**What you will do**
Write the records below out in full, character for character, with no pictures.
* * * * * * * * *
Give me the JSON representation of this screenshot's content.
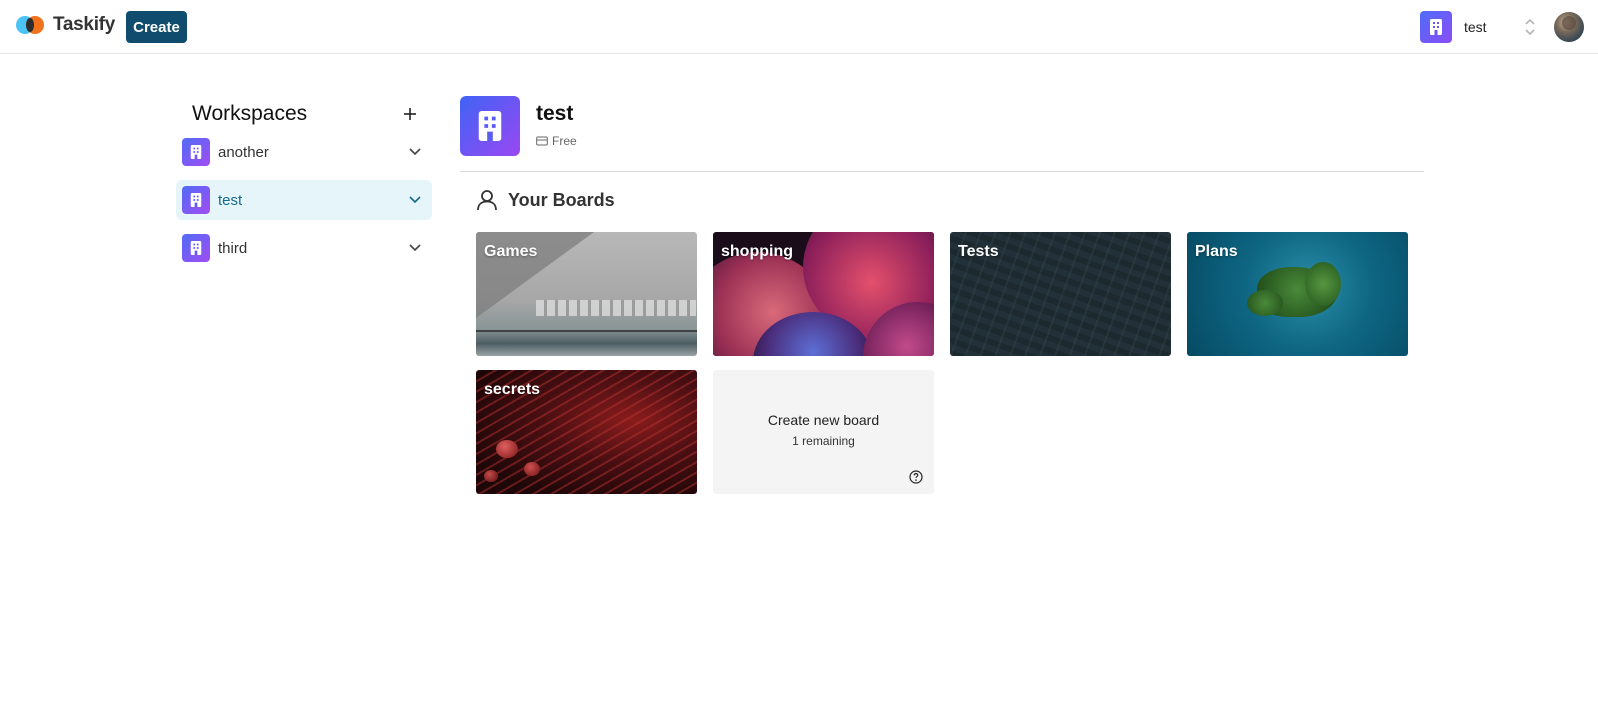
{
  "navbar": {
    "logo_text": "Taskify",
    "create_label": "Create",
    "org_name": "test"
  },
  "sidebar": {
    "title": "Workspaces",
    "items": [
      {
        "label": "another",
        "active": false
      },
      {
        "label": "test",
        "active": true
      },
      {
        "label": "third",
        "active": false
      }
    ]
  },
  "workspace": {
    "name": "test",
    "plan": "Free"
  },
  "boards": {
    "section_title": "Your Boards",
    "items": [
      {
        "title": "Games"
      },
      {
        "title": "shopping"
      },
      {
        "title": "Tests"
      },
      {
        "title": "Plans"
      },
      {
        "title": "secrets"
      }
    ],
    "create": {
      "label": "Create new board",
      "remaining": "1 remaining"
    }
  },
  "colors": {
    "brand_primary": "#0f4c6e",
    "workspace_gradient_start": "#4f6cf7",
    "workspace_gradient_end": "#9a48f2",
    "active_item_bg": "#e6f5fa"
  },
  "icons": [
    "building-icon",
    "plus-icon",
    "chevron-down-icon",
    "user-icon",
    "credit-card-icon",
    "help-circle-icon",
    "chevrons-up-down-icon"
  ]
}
* * * * * * * * *
**Complete answer**
Give me the JSON representation of this screenshot's content.
{
  "navbar": {
    "logo_text": "Taskify",
    "create_label": "Create",
    "org_name": "test"
  },
  "sidebar": {
    "title": "Workspaces",
    "items": [
      {
        "label": "another",
        "active": false
      },
      {
        "label": "test",
        "active": true
      },
      {
        "label": "third",
        "active": false
      }
    ]
  },
  "workspace": {
    "name": "test",
    "plan": "Free"
  },
  "boards": {
    "section_title": "Your Boards",
    "items": [
      {
        "title": "Games"
      },
      {
        "title": "shopping"
      },
      {
        "title": "Tests"
      },
      {
        "title": "Plans"
      },
      {
        "title": "secrets"
      }
    ],
    "create": {
      "label": "Create new board",
      "remaining": "1 remaining"
    }
  },
  "colors": {
    "brand_primary": "#0f4c6e",
    "workspace_gradient_start": "#4f6cf7",
    "workspace_gradient_end": "#9a48f2",
    "active_item_bg": "#e6f5fa"
  },
  "icons": [
    "building-icon",
    "plus-icon",
    "chevron-down-icon",
    "user-icon",
    "credit-card-icon",
    "help-circle-icon",
    "chevrons-up-down-icon"
  ]
}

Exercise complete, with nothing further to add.